-- Start TASK INPUTS --

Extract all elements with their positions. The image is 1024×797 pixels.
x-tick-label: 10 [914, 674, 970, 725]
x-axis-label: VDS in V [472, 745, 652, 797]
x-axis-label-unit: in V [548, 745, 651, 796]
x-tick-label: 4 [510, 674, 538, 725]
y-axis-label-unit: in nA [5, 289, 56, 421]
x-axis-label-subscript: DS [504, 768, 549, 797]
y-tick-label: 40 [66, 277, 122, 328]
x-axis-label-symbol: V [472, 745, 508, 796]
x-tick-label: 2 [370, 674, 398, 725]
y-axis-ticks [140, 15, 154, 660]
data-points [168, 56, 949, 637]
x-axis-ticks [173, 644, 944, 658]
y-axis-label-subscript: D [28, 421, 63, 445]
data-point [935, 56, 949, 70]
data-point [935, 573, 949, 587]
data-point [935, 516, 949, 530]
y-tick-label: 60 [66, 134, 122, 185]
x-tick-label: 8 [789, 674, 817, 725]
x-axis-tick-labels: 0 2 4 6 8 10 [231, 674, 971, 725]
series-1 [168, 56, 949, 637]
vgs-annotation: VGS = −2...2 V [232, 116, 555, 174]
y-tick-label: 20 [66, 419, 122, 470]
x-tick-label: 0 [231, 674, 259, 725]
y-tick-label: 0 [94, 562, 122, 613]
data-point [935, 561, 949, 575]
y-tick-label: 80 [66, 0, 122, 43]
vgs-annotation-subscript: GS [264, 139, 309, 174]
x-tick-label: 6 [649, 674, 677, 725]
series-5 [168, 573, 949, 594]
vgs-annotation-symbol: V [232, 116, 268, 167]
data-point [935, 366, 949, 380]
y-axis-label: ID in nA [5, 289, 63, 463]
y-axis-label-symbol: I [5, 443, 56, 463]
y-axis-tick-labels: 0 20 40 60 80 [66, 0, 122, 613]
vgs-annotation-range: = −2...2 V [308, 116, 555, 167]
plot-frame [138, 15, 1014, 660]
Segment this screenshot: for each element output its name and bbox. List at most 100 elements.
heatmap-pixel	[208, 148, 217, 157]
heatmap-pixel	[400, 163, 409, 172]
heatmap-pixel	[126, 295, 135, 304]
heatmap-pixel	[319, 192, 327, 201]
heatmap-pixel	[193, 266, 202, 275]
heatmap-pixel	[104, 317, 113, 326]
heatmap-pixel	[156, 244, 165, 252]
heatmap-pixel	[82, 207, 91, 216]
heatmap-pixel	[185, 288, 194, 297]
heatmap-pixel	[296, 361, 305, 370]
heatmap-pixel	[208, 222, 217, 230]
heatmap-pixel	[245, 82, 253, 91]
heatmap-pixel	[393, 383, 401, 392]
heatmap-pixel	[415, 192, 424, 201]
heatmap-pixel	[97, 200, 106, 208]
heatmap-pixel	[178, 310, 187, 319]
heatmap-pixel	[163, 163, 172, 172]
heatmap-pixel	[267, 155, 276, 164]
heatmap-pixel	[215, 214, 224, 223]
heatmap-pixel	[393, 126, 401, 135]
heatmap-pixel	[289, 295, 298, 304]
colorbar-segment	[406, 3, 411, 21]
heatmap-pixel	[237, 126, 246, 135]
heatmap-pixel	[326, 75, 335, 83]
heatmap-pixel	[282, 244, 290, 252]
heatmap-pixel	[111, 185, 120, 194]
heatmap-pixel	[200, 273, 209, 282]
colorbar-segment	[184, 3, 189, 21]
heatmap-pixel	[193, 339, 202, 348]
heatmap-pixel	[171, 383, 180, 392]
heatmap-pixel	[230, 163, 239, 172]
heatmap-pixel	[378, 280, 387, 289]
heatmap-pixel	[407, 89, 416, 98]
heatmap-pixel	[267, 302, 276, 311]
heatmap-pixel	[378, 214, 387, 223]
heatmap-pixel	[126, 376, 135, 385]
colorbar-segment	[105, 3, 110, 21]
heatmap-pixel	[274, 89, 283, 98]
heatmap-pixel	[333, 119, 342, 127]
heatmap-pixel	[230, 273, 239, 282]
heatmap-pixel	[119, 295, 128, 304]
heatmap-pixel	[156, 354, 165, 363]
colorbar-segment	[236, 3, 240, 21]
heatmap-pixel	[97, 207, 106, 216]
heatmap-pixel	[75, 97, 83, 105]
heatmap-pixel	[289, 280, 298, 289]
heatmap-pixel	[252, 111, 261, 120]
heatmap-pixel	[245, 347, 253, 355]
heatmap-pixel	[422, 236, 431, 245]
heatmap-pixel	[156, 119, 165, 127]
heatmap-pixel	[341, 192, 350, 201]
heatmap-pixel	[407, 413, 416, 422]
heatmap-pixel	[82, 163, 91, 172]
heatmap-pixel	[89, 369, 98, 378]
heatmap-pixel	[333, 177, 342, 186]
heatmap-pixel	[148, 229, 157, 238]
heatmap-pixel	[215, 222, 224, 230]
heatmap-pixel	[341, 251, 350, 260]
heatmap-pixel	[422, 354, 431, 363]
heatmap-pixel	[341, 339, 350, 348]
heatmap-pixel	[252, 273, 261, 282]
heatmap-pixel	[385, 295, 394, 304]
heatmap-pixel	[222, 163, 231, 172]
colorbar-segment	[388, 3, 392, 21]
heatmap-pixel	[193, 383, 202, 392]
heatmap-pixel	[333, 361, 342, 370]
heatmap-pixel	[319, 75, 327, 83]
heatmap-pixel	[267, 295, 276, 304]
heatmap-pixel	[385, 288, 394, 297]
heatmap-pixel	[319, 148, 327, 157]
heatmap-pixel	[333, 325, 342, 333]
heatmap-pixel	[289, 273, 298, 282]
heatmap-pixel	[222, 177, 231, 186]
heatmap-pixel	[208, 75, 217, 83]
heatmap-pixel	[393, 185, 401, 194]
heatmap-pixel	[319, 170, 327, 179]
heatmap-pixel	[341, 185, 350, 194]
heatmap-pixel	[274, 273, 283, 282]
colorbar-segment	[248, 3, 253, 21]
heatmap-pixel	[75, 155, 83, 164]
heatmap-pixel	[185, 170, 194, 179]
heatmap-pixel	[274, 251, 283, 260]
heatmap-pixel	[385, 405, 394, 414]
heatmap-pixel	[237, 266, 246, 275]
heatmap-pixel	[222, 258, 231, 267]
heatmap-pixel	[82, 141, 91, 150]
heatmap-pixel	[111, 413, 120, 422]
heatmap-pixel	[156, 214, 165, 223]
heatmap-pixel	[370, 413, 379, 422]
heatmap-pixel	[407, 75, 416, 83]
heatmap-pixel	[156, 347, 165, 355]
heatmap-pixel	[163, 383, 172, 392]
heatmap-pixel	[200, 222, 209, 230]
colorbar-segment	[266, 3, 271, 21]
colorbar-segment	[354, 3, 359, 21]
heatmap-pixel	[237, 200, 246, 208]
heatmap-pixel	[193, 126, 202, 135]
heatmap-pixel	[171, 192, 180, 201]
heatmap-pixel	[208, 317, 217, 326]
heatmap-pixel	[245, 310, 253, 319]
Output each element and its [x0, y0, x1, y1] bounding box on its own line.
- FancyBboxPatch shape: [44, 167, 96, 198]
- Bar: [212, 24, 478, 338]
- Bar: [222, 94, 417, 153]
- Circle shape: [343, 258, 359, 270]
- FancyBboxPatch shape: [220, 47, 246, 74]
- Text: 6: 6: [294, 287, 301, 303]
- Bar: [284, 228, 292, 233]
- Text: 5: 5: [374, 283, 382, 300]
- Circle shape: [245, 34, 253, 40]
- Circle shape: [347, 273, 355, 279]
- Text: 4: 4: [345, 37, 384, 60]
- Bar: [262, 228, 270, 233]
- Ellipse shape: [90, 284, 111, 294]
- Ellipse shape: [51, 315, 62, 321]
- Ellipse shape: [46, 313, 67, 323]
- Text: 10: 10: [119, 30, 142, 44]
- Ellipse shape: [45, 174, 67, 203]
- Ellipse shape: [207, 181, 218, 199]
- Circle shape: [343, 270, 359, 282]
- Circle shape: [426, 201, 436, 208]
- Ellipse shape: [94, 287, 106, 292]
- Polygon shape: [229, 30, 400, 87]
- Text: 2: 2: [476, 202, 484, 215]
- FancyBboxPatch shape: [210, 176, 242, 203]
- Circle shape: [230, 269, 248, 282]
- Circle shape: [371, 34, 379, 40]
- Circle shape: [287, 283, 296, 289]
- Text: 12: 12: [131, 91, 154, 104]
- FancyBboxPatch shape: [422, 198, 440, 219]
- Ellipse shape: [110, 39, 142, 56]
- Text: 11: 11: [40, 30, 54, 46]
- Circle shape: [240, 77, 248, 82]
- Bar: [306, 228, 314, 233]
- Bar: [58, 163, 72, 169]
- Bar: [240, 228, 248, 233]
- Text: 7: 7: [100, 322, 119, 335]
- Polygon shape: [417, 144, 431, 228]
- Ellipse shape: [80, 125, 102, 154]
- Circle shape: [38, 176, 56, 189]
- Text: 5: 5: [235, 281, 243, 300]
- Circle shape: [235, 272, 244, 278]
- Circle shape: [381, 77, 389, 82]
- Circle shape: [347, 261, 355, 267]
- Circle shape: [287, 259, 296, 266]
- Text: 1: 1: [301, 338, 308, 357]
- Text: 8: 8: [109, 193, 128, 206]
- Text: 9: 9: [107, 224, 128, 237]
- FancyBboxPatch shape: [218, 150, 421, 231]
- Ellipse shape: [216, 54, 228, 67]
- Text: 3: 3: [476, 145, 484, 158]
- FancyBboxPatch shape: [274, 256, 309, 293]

-- End TASK INPUTS --

- **THE TASK**
Copy everything from the start of the entries down to the line containing "82, 253, 91]", with both ends included.

- **OUTPUT**
Extract all elements with their positions. The image is 1024×797 pixels.
x-tick-label: 10 [914, 674, 970, 725]
x-axis-label: VDS in V [472, 745, 652, 797]
x-axis-label-unit: in V [548, 745, 651, 796]
x-tick-label: 4 [510, 674, 538, 725]
y-axis-label-unit: in nA [5, 289, 56, 421]
x-axis-label-subscript: DS [504, 768, 549, 797]
y-tick-label: 40 [66, 277, 122, 328]
x-axis-label-symbol: V [472, 745, 508, 796]
x-tick-label: 2 [370, 674, 398, 725]
y-axis-ticks [140, 15, 154, 660]
data-points [168, 56, 949, 637]
x-axis-ticks [173, 644, 944, 658]
y-axis-label-subscript: D [28, 421, 63, 445]
data-point [935, 56, 949, 70]
data-point [935, 573, 949, 587]
data-point [935, 516, 949, 530]
y-tick-label: 60 [66, 134, 122, 185]
x-tick-label: 8 [789, 674, 817, 725]
x-axis-tick-labels: 0 2 4 6 8 10 [231, 674, 971, 725]
series-1 [168, 56, 949, 637]
vgs-annotation: VGS = −2...2 V [232, 116, 555, 174]
y-tick-label: 20 [66, 419, 122, 470]
x-tick-label: 0 [231, 674, 259, 725]
y-tick-label: 0 [94, 562, 122, 613]
data-point [935, 561, 949, 575]
y-tick-label: 80 [66, 0, 122, 43]
vgs-annotation-subscript: GS [264, 139, 309, 174]
x-tick-label: 6 [649, 674, 677, 725]
series-5 [168, 573, 949, 594]
vgs-annotation-symbol: V [232, 116, 268, 167]
data-point [935, 366, 949, 380]
y-axis-label: ID in nA [5, 289, 63, 463]
y-axis-label-symbol: I [5, 443, 56, 463]
y-axis-tick-labels: 0 20 40 60 80 [66, 0, 122, 613]
vgs-annotation-range: = −2...2 V [308, 116, 555, 167]
plot-frame [138, 15, 1014, 660]
Segment this screenshot: for each element output its name and bbox. List at most 100 elements.
heatmap-pixel	[208, 148, 217, 157]
heatmap-pixel	[400, 163, 409, 172]
heatmap-pixel	[126, 295, 135, 304]
heatmap-pixel	[319, 192, 327, 201]
heatmap-pixel	[193, 266, 202, 275]
heatmap-pixel	[104, 317, 113, 326]
heatmap-pixel	[156, 244, 165, 252]
heatmap-pixel	[82, 207, 91, 216]
heatmap-pixel	[185, 288, 194, 297]
heatmap-pixel	[296, 361, 305, 370]
heatmap-pixel	[208, 222, 217, 230]
heatmap-pixel	[245, 82, 253, 91]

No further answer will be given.